### Set exercise
Are you able to retype all the records below exactly?
++++ Records provided
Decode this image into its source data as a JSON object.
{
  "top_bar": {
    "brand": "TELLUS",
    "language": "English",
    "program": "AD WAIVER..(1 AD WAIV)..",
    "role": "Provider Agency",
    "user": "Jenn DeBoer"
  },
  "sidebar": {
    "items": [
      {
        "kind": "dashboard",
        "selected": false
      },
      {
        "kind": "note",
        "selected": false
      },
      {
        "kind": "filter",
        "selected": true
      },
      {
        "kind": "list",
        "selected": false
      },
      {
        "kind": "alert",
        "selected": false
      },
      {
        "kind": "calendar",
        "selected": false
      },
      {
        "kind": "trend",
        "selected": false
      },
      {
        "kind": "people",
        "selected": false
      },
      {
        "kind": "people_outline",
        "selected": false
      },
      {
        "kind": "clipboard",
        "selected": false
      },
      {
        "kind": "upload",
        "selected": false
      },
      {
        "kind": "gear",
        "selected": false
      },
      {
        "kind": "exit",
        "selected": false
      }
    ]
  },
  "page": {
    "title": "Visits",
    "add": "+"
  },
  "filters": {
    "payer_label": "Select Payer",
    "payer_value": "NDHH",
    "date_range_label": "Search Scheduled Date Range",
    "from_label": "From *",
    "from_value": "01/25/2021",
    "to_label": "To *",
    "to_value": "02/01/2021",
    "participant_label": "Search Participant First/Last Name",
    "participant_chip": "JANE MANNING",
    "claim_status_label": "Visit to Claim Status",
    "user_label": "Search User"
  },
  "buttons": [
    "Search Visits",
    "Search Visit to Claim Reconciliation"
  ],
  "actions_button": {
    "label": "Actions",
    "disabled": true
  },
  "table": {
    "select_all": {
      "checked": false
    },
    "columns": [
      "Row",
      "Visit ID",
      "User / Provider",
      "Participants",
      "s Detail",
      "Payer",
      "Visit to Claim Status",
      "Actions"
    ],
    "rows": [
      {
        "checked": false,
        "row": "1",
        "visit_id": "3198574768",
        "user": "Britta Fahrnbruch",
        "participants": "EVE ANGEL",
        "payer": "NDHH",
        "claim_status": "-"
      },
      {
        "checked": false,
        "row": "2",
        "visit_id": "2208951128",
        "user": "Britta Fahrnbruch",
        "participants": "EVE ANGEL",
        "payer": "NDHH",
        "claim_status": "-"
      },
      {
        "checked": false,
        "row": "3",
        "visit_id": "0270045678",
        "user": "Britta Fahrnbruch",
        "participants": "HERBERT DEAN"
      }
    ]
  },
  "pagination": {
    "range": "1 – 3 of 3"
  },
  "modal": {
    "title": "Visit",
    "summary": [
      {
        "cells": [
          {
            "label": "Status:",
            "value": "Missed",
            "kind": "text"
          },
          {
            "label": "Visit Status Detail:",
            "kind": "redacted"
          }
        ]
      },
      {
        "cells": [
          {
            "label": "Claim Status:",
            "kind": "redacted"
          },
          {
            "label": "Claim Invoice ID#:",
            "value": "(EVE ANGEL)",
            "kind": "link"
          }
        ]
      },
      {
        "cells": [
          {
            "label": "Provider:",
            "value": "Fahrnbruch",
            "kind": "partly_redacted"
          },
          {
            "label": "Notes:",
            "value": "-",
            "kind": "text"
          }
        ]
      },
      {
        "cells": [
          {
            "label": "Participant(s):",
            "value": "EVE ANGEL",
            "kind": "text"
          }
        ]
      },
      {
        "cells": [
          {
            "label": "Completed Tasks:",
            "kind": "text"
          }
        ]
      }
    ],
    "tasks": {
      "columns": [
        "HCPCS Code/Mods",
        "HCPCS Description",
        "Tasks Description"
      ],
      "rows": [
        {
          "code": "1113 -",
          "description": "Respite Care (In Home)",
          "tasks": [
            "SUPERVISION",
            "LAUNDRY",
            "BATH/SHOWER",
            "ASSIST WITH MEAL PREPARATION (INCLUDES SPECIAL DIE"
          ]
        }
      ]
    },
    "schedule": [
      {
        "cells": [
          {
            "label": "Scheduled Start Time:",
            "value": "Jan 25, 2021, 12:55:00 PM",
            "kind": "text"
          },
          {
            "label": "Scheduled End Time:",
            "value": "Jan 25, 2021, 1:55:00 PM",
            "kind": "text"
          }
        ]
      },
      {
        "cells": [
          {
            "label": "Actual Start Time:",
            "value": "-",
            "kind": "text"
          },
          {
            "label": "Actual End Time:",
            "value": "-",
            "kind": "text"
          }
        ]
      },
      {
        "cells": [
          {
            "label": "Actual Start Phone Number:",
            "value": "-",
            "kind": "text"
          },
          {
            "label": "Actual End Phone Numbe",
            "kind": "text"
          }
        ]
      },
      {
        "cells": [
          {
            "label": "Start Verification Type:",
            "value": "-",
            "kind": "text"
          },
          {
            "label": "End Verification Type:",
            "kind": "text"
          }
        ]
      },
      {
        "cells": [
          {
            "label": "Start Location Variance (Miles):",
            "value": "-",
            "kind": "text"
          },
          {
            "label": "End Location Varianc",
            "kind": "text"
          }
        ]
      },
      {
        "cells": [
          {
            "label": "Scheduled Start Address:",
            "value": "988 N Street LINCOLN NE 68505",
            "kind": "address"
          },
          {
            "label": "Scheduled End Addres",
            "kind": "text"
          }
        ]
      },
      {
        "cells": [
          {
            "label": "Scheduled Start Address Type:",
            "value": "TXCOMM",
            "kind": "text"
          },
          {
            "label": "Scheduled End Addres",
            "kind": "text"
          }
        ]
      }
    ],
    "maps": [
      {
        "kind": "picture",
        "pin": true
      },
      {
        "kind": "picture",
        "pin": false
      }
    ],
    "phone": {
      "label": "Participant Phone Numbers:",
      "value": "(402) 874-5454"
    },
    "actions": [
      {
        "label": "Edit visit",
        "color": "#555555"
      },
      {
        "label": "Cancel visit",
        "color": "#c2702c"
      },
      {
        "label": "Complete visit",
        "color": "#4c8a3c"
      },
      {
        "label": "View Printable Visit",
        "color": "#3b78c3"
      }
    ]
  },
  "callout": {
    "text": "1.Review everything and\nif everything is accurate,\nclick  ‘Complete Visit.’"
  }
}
++++++++
### Task result
Decode this image into its source data as a JSON object.
{
  "top_bar": {
    "brand": "TELLUS",
    "language": "English",
    "program": "AD WAIVER..(1 AD WAIV)..",
    "role": "Provider Agency",
    "user": "Jenn DeBoer"
  },
  "sidebar": {
    "items": [
      {
        "kind": "dashboard",
        "selected": false
      },
      {
        "kind": "note",
        "selected": false
      },
      {
        "kind": "filter",
        "selected": true
      },
      {
        "kind": "list",
        "selected": false
      },
      {
        "kind": "alert",
        "selected": false
      },
      {
        "kind": "calendar",
        "selected": false
      },
      {
        "kind": "trend",
        "selected": false
      },
      {
        "kind": "people",
        "selected": false
      },
      {
        "kind": "people_outline",
        "selected": false
      },
      {
        "kind": "clipboard",
        "selected": false
      },
      {
        "kind": "upload",
        "selected": false
      },
      {
        "kind": "gear",
        "selected": false
      },
      {
        "kind": "exit",
        "selected": false
      }
    ]
  },
  "page": {
    "title": "Visits",
    "add": "+"
  },
  "filters": {
    "payer_label": "Select Payer",
    "payer_value": "NDHH",
    "date_range_label": "Search Scheduled Date Range",
    "from_label": "From *",
    "from_value": "01/25/2021",
    "to_label": "To *",
    "to_value": "02/01/2021",
    "participant_label": "Search Participant First/Last Name",
    "participant_chip": "JANE MANNING",
    "claim_status_label": "Visit to Claim Status",
    "user_label": "Search User"
  },
  "buttons": [
    "Search Visits",
    "Search Visit to Claim Reconciliation"
  ],
  "actions_button": {
    "label": "Actions",
    "disabled": true
  },
  "table": {
    "select_all": {
      "checked": false
    },
    "columns": [
      "Row",
      "Visit ID",
      "User / Provider",
      "Participants",
      "s Detail",
      "Payer",
      "Visit to Claim Status",
      "Actions"
    ],
    "rows": [
      {
        "checked": false,
        "row": "1",
        "visit_id": "3198574768",
        "user": "Britta Fahrnbruch",
        "participants": "EVE ANGEL",
        "payer": "NDHH",
        "claim_status": "-"
      },
      {
        "checked": false,
        "row": "2",
        "visit_id": "2208951128",
        "user": "Britta Fahrnbruch",
        "participants": "EVE ANGEL",
        "payer": "NDHH",
        "claim_status": "-"
      },
      {
        "checked": false,
        "row": "3",
        "visit_id": "0270045678",
        "user": "Britta Fahrnbruch",
        "participants": "HERBERT DEAN"
      }
    ]
  },
  "pagination": {
    "range": "1 – 3 of 3"
  },
  "modal": {
    "title": "Visit",
    "summary": [
      {
        "cells": [
          {
            "label": "Status:",
            "value": "Missed",
            "kind": "text"
          },
          {
            "label": "Visit Status Detail:",
            "kind": "redacted"
          }
        ]
      },
      {
        "cells": [
          {
            "label": "Claim Status:",
            "kind": "redacted"
          },
          {
            "label": "Claim Invoice ID#:",
            "value": "(EVE ANGEL)",
            "kind": "link"
          }
        ]
      },
      {
        "cells": [
          {
            "label": "Provider:",
            "value": "Fahrnbruch",
            "kind": "partly_redacted"
          },
          {
            "label": "Notes:",
            "value": "-",
            "kind": "text"
          }
        ]
      },
      {
        "cells": [
          {
            "label": "Participant(s):",
            "value": "EVE ANGEL",
            "kind": "text"
          }
        ]
      },
      {
        "cells": [
          {
            "label": "Completed Tasks:",
            "kind": "text"
          }
        ]
      }
    ],
    "tasks": {
      "columns": [
        "HCPCS Code/Mods",
        "HCPCS Description",
        "Tasks Description"
      ],
      "rows": [
        {
          "code": "1113 -",
          "description": "Respite Care (In Home)",
          "tasks": [
            "SUPERVISION",
            "LAUNDRY",
            "BATH/SHOWER",
            "ASSIST WITH MEAL PREPARATION (INCLUDES SPECIAL DIE"
          ]
        }
      ]
    },
    "schedule": [
      {
        "cells": [
          {
            "label": "Scheduled Start Time:",
            "value": "Jan 25, 2021, 12:55:00 PM",
            "kind": "text"
          },
          {
            "label": "Scheduled End Time:",
            "value": "Jan 25, 2021, 1:55:00 PM",
            "kind": "text"
          }
        ]
      },
      {
        "cells": [
          {
            "label": "Actual Start Time:",
            "value": "-",
            "kind": "text"
          },
          {
            "label": "Actual End Time:",
            "value": "-",
            "kind": "text"
          }
        ]
      },
      {
        "cells": [
          {
            "label": "Actual Start Phone Number:",
            "value": "-",
            "kind": "text"
          },
          {
            "label": "Actual End Phone Numbe",
            "kind": "text"
          }
        ]
      },
      {
        "cells": [
          {
            "label": "Start Verification Type:",
            "value": "-",
            "kind": "text"
          },
          {
            "label": "End Verification Type:",
            "kind": "text"
          }
        ]
      },
      {
        "cells": [
          {
            "label": "Start Location Variance (Miles):",
            "value": "-",
            "kind": "text"
          },
          {
            "label": "End Location Varianc",
            "kind": "text"
          }
        ]
      },
      {
        "cells": [
          {
            "label": "Scheduled Start Address:",
            "value": "988 N Street LINCOLN NE 68505",
            "kind": "address"
          },
          {
            "label": "Scheduled End Addres",
            "kind": "text"
          }
        ]
      },
      {
        "cells": [
          {
            "label": "Scheduled Start Address Type:",
            "value": "TXCOMM",
            "kind": "text"
          },
          {
            "label": "Scheduled End Addres",
            "kind": "text"
          }
        ]
      }
    ],
    "maps": [
      {
        "kind": "picture",
        "pin": true
      },
      {
        "kind": "picture",
        "pin": false
      }
    ],
    "phone": {
      "label": "Participant Phone Numbers:",
      "value": "(402) 874-5454"
    },
    "actions": [
      {
        "label": "Edit visit",
        "color": "#555555"
      },
      {
        "label": "Cancel visit",
        "color": "#c2702c"
      },
      {
        "label": "Complete visit",
        "color": "#4c8a3c"
      },
      {
        "label": "View Printable Visit",
        "color": "#3b78c3"
      }
    ]
  },
  "callout": {
    "text": "1.Review everything and\nif everything is accurate,\nclick  ‘Complete Visit.’"
  }
}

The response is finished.